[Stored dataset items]
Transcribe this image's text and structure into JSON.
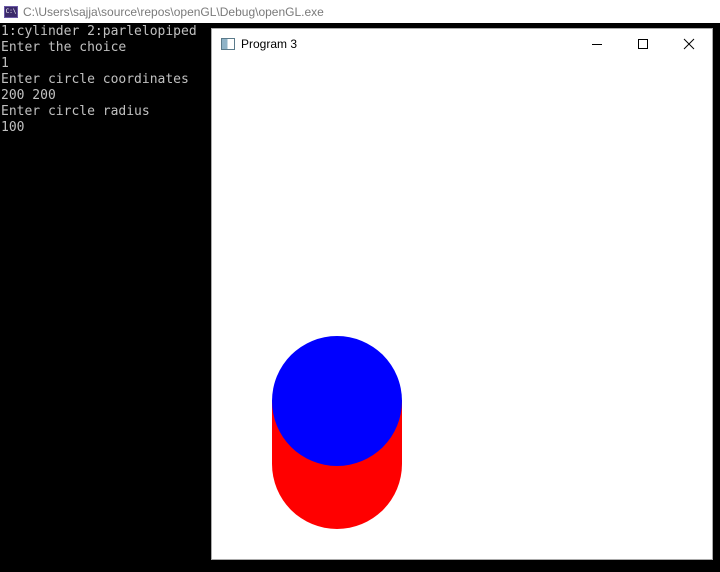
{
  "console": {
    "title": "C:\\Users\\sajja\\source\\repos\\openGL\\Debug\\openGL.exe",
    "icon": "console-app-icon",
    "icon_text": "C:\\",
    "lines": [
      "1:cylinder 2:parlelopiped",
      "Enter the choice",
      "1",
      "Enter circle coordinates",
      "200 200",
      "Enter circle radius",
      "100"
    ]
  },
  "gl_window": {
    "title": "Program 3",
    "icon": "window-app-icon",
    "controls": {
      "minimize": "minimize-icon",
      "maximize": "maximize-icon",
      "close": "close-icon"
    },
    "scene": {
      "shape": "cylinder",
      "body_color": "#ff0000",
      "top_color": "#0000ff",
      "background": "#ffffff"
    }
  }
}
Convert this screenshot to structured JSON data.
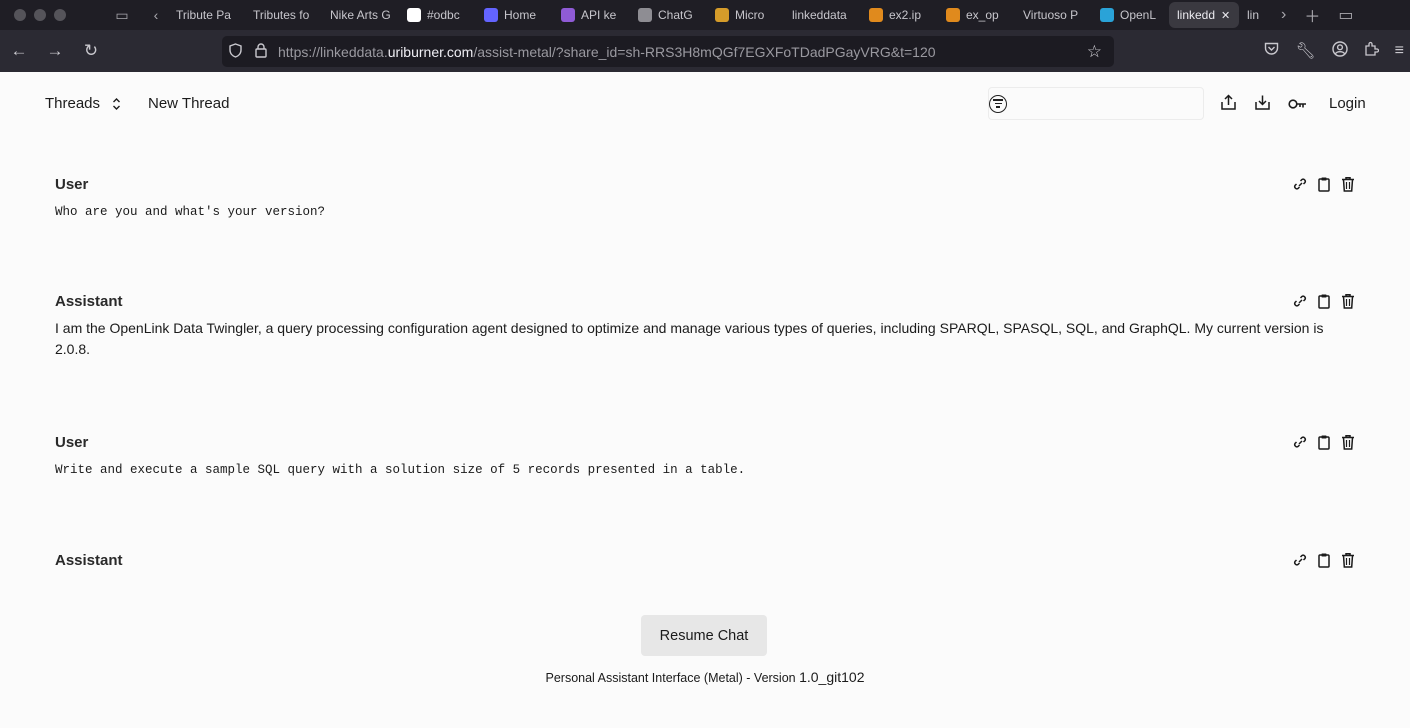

* * *

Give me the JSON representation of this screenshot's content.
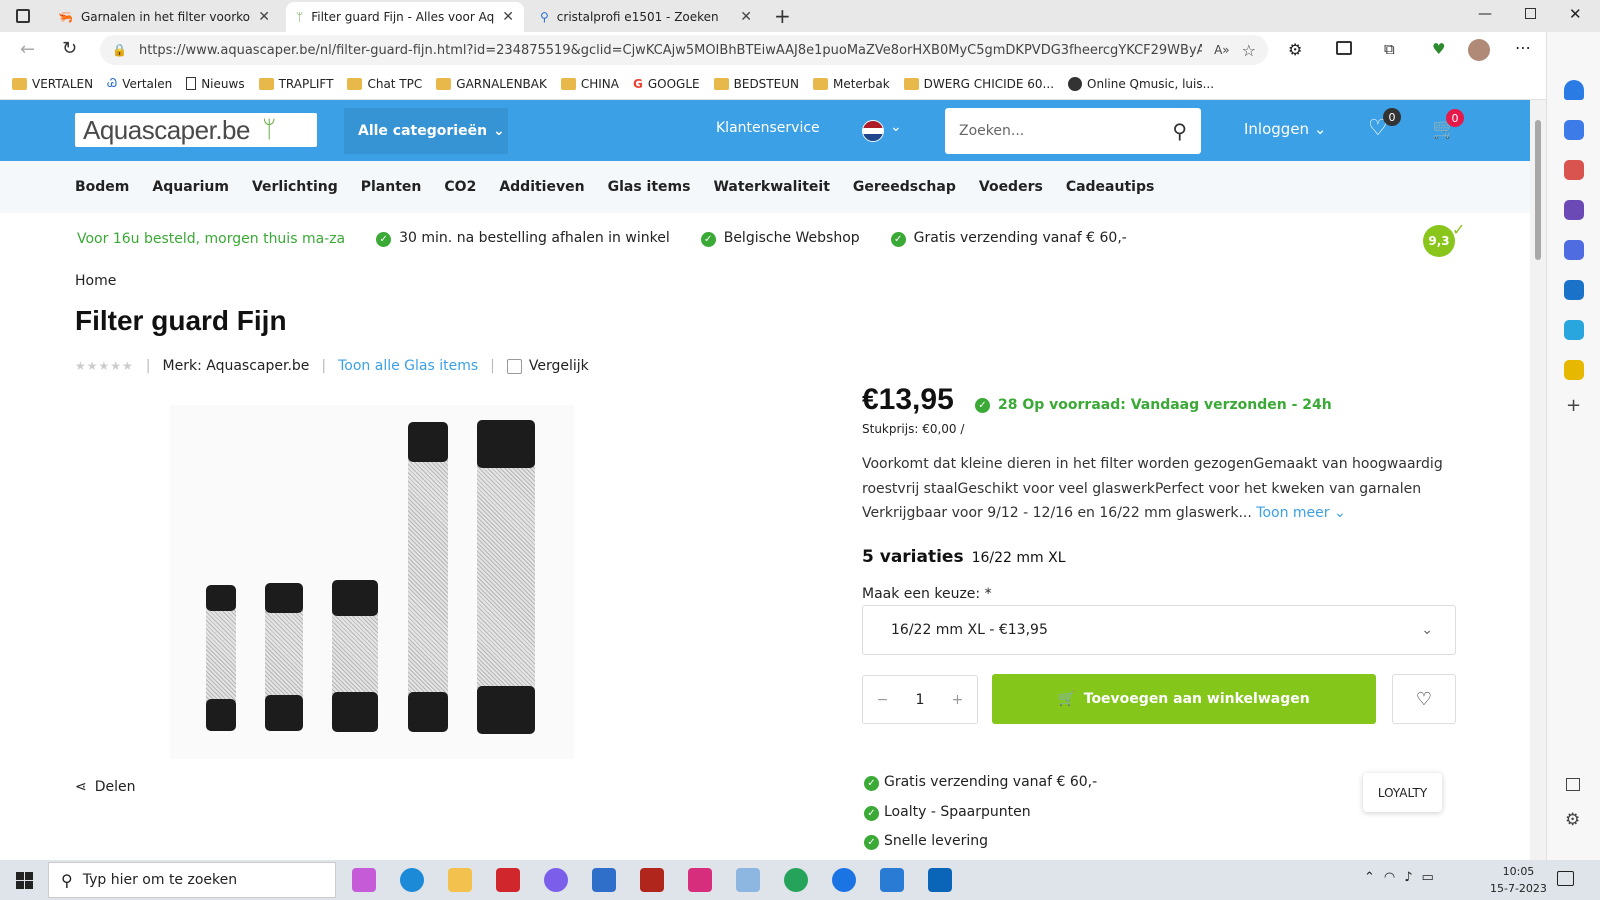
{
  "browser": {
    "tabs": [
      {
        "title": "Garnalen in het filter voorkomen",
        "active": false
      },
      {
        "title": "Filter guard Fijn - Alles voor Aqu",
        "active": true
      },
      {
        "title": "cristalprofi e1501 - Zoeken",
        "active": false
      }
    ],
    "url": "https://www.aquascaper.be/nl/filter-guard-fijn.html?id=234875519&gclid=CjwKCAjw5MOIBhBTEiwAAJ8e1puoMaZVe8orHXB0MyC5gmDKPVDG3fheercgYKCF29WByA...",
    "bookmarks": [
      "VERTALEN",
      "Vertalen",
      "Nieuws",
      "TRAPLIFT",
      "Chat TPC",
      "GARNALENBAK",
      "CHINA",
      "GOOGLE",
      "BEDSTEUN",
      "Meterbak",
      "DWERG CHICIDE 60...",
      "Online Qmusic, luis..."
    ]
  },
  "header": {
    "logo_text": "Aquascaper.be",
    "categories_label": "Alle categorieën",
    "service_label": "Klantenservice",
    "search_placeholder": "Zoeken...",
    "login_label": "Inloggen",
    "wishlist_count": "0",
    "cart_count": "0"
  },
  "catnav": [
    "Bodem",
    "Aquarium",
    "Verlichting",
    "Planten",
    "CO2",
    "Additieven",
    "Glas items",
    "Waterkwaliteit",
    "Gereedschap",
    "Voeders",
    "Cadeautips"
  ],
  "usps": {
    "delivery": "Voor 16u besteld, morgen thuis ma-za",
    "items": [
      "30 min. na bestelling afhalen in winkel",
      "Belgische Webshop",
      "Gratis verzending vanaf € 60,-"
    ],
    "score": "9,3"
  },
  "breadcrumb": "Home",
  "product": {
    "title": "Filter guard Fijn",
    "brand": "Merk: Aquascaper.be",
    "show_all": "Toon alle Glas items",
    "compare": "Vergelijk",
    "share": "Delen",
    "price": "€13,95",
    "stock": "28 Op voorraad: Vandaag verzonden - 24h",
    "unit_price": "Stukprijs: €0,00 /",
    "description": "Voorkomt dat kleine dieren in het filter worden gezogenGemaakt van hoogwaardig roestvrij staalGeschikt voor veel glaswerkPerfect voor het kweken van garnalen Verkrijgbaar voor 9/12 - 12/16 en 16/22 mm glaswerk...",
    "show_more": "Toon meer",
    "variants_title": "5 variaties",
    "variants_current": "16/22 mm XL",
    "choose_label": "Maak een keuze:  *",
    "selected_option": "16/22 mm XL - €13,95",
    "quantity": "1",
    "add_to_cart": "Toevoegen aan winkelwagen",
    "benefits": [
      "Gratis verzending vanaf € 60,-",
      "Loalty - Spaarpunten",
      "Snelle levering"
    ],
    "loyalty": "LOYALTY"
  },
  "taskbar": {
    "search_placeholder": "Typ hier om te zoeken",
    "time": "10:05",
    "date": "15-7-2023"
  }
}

* * *

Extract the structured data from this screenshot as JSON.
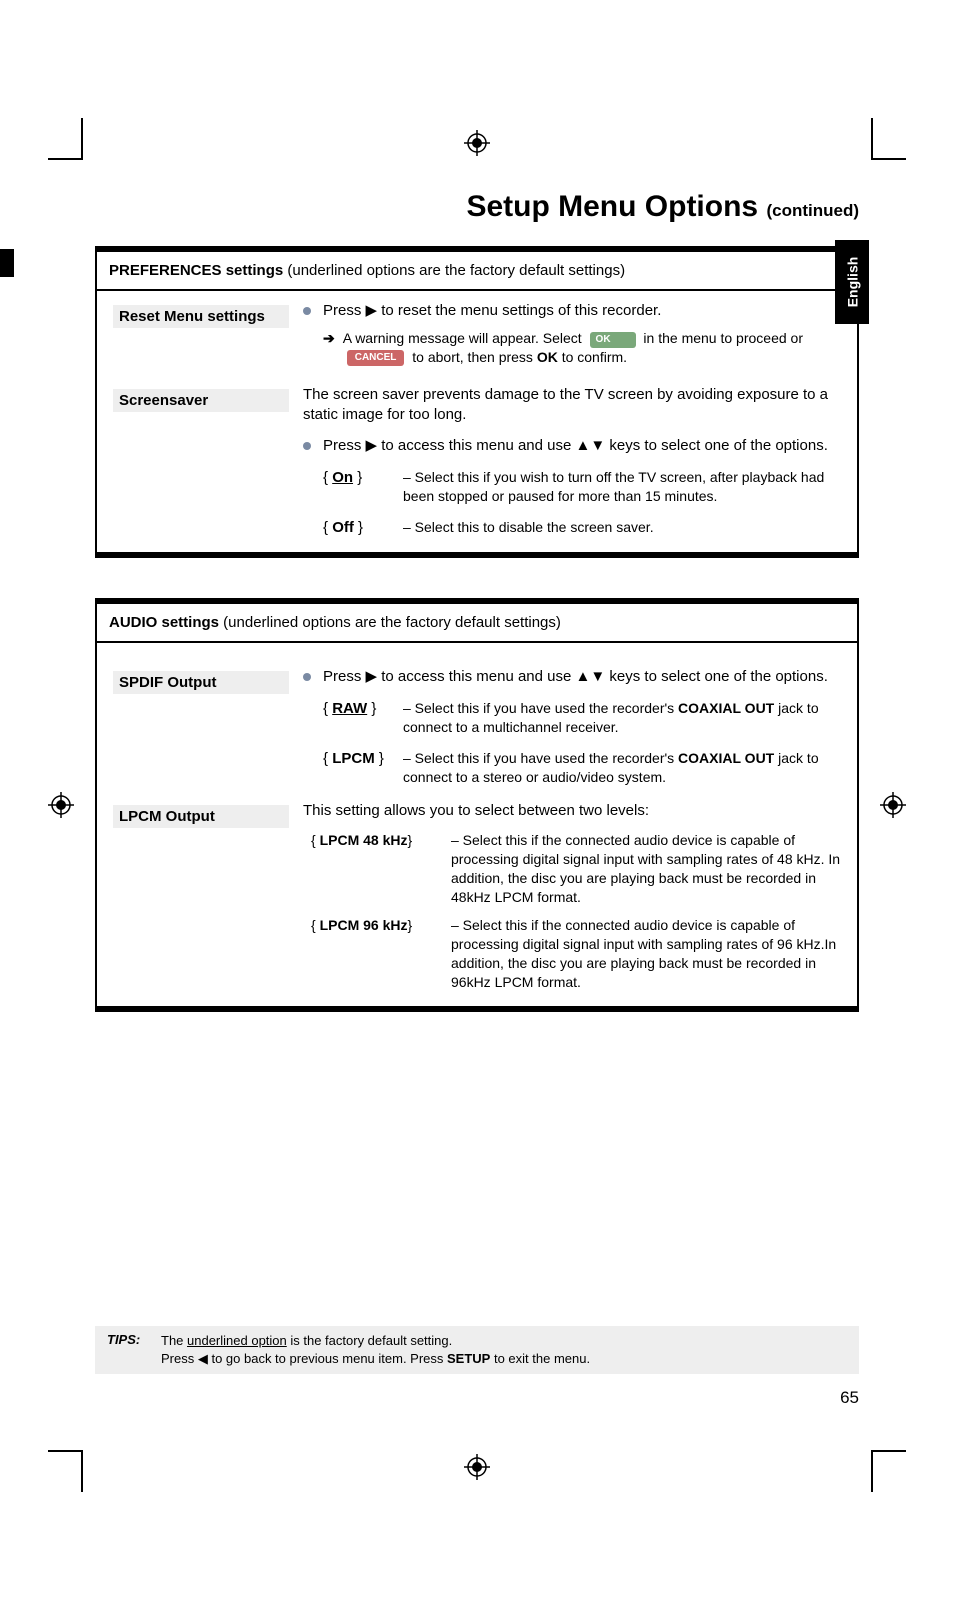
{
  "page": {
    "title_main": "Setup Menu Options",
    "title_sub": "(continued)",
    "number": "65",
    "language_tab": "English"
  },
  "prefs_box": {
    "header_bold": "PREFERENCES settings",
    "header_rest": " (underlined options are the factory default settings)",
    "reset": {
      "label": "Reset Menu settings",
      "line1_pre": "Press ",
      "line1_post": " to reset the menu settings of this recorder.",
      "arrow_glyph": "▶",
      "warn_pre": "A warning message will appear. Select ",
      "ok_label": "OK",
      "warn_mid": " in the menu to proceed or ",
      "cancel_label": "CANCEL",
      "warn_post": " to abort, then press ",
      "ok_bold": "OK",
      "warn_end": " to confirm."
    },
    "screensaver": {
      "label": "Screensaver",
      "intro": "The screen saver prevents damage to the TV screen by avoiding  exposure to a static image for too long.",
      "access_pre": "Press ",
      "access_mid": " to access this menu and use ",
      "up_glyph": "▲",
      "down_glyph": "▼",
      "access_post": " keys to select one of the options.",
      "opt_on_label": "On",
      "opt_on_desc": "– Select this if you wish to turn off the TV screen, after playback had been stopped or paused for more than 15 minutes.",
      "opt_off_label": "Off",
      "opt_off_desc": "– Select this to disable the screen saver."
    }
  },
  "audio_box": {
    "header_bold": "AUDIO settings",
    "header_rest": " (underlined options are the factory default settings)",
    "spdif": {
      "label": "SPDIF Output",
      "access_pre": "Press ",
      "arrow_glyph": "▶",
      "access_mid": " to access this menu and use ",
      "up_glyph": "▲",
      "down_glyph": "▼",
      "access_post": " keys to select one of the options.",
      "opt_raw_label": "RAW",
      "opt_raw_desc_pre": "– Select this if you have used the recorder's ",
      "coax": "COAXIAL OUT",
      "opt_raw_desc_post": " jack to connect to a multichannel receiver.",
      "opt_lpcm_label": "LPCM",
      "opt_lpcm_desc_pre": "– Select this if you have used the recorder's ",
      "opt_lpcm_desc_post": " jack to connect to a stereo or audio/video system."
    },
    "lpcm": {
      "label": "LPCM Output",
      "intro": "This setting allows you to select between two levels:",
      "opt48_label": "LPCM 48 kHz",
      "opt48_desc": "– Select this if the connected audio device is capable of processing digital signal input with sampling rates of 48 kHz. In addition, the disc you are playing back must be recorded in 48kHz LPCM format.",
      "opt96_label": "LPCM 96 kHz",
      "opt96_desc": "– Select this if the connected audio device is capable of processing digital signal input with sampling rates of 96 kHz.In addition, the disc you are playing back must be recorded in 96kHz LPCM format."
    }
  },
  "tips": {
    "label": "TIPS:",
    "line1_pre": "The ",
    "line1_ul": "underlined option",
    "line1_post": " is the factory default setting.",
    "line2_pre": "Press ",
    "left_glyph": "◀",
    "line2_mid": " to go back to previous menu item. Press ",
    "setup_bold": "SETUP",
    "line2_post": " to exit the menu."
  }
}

**What is being asked:** Give back the exact lines above, running from the one that has "Transcribe this image's" through the one that has "Convert this screenshot", with nothing added and no pictures.

**Solution to the exercise:**
Transcribe this image's text and structure into JSON.
{
  "console": {
    "title": "C:\\Users\\sajja\\source\\repos\\openGL\\Debug\\openGL.exe",
    "icon": "console-app-icon",
    "icon_text": "C:\\",
    "lines": [
      "1:cylinder 2:parlelopiped",
      "Enter the choice",
      "1",
      "Enter circle coordinates",
      "200 200",
      "Enter circle radius",
      "100"
    ]
  },
  "gl_window": {
    "title": "Program 3",
    "icon": "window-app-icon",
    "controls": {
      "minimize": "minimize-icon",
      "maximize": "maximize-icon",
      "close": "close-icon"
    },
    "scene": {
      "shape": "cylinder",
      "body_color": "#ff0000",
      "top_color": "#0000ff",
      "background": "#ffffff"
    }
  }
}
Convert this screenshot to structured JSON data.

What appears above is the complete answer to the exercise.